### Task objective
The records below are to be quoted in full; please keep every word exact.

[Data records]

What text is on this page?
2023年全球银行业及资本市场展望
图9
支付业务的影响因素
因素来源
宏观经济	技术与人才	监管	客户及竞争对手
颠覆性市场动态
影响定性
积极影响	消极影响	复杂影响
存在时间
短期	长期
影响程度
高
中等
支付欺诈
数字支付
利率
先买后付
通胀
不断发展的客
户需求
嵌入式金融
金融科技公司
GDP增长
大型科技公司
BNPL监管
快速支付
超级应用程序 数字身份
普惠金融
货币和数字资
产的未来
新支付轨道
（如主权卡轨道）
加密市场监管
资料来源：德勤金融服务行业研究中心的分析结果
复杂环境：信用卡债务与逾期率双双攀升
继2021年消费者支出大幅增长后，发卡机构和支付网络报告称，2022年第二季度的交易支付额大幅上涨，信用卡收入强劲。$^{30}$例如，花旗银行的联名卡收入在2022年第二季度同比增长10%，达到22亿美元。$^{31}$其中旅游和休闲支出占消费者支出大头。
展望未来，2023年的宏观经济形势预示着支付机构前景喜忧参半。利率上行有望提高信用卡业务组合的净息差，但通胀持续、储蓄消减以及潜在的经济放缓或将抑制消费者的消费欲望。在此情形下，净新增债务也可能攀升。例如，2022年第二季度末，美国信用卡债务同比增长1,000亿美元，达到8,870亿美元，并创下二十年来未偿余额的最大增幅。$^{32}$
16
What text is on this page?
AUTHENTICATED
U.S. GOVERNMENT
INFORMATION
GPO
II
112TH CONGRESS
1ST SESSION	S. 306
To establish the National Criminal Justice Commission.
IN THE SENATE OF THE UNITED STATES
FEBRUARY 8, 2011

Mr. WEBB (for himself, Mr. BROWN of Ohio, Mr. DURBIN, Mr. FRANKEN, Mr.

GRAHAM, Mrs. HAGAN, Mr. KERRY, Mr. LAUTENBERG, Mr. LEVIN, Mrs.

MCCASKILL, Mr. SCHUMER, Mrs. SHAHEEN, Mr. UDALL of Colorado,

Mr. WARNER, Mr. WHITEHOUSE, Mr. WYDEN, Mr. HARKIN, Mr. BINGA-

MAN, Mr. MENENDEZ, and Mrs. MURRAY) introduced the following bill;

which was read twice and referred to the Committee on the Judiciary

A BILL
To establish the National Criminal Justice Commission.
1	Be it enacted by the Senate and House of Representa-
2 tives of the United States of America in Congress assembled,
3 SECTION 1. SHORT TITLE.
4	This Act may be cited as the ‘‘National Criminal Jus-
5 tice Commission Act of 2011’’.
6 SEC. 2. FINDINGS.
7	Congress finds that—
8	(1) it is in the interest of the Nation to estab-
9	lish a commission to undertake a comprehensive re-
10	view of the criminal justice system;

### Final result
What text is on this page?
2023年全球银行业及资本市场展望
图9
支付业务的影响因素
因素来源
宏观经济	技术与人才	监管	客户及竞争对手
颠覆性市场动态
影响定性
积极影响	消极影响	复杂影响
存在时间
短期	长期
影响程度
高
中等
支付欺诈
数字支付
利率
先买后付
通胀
不断发展的客
户需求
嵌入式金融
金融科技公司
GDP增长
大型科技公司
BNPL监管
快速支付
超级应用程序 数字身份
普惠金融
货币和数字资
产的未来
新支付轨道
（如主权卡轨道）
加密市场监管
资料来源：德勤金融服务行业研究中心的分析结果
复杂环境：信用卡债务与逾期率双双攀升
继2021年消费者支出大幅增长后，发卡机构和支付网络报告称，2022年第二季度的交易支付额大幅上涨，信用卡收入强劲。$^{30}$例如，花旗银行的联名卡收入在2022年第二季度同比增长10%，达到22亿美元。$^{31}$其中旅游和休闲支出占消费者支出大头。
展望未来，2023年的宏观经济形势预示着支付机构前景喜忧参半。利率上行有望提高信用卡业务组合的净息差，但通胀持续、储蓄消减以及潜在的经济放缓或将抑制消费者的消费欲望。在此情形下，净新增债务也可能攀升。例如，2022年第二季度末，美国信用卡债务同比增长1,000亿美元，达到8,870亿美元，并创下二十年来未偿余额的最大增幅。$^{32}$
16
What text is on this page?
AUTHENTICATED
U.S. GOVERNMENT
INFORMATION
GPO
II
112TH CONGRESS
1ST SESSION	S. 306
To establish the National Criminal Justice Commission.
IN THE SENATE OF THE UNITED STATES
FEBRUARY 8, 2011

Mr. WEBB (for himself, Mr. BROWN of Ohio, Mr. DURBIN, Mr. FRANKEN, Mr.

GRAHAM, Mrs. HAGAN, Mr. KERRY, Mr. LAUTENBERG, Mr. LEVIN, Mrs.

MCCASKILL, Mr. SCHUMER, Mrs. SHAHEEN, Mr. UDALL of Colorado,

Mr. WARNER, Mr. WHITEHOUSE, Mr. WYDEN, Mr. HARKIN, Mr. BINGA-

MAN, Mr. MENENDEZ, and Mrs. MURRAY) introduced the following bill;

which was read twice and referred to the Committee on the Judiciary

A BILL
To establish the National Criminal Justice Commission.
1	Be it enacted by the Senate and House of Representa-
2 tives of the United States of America in Congress assembled,
3 SECTION 1. SHORT TITLE.
4	This Act may be cited as the ‘‘National Criminal Jus-
5 tice Commission Act of 2011’’.
6 SEC. 2. FINDINGS.
7	Congress finds that—
8	(1) it is in the interest of the Nation to estab-
9	lish a commission to undertake a comprehensive re-
10	view of the criminal justice system;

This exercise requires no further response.